DESCRIPTION OF THE TASK =
Find the string "door" in the records. Copy every line it appears in.

#### PROVIDED DATA ####

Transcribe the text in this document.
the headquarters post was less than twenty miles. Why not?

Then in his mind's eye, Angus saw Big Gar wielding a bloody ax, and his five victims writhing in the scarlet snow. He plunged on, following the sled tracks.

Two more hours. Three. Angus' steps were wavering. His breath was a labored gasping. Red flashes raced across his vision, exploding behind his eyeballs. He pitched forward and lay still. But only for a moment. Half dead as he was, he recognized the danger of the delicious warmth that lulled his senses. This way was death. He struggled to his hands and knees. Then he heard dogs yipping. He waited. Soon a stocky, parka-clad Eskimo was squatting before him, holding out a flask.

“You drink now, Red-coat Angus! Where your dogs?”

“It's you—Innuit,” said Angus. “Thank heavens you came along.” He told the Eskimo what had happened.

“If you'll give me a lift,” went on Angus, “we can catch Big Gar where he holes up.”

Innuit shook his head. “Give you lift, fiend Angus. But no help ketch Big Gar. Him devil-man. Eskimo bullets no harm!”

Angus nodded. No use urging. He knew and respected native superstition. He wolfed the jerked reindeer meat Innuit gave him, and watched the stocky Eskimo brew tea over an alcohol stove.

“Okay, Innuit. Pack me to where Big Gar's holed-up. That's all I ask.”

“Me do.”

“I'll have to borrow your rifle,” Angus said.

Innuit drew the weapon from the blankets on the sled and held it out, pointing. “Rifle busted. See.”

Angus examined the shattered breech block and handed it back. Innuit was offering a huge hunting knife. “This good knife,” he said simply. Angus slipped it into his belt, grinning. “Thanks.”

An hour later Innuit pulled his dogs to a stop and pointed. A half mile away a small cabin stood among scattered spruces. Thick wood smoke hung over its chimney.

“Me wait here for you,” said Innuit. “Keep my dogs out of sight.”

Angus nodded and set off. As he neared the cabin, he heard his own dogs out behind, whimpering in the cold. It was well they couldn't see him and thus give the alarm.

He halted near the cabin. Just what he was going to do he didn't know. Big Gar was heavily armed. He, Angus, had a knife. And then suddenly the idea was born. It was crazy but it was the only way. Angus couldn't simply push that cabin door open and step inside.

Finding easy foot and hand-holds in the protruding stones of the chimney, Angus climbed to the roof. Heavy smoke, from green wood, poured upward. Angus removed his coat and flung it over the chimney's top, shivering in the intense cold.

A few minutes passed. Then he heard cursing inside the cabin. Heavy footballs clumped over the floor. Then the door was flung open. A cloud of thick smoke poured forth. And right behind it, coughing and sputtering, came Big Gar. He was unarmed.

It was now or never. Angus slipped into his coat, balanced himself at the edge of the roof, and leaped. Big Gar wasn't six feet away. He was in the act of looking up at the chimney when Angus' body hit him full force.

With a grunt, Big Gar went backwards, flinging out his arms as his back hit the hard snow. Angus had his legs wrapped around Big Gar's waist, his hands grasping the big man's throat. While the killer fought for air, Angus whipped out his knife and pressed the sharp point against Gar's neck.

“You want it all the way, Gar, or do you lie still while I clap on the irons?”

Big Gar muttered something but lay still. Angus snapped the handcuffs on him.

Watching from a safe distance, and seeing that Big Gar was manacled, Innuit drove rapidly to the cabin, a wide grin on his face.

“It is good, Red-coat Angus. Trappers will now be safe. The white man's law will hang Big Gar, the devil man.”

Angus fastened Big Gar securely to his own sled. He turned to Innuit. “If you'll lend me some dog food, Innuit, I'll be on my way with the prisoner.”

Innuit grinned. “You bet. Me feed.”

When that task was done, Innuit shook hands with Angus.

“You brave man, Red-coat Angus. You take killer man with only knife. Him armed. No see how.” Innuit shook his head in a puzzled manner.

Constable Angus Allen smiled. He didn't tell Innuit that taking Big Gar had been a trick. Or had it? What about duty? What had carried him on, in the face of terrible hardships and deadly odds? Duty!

####

WRITTEN SOLUTION =
He halted near the cabin. Just what he was going to do he didn't know. Big Gar was heavily armed. He, Angus, had a knife. And then suddenly the idea was born. It was crazy but it was the only way. Angus couldn't simply push that cabin door open and step inside.
A few minutes passed. Then he heard cursing inside the cabin. Heavy footballs clumped over the floor. Then the door was flung open. A cloud of thick smoke poured forth. And right behind it, coughing and sputtering, came Big Gar. He was unarmed.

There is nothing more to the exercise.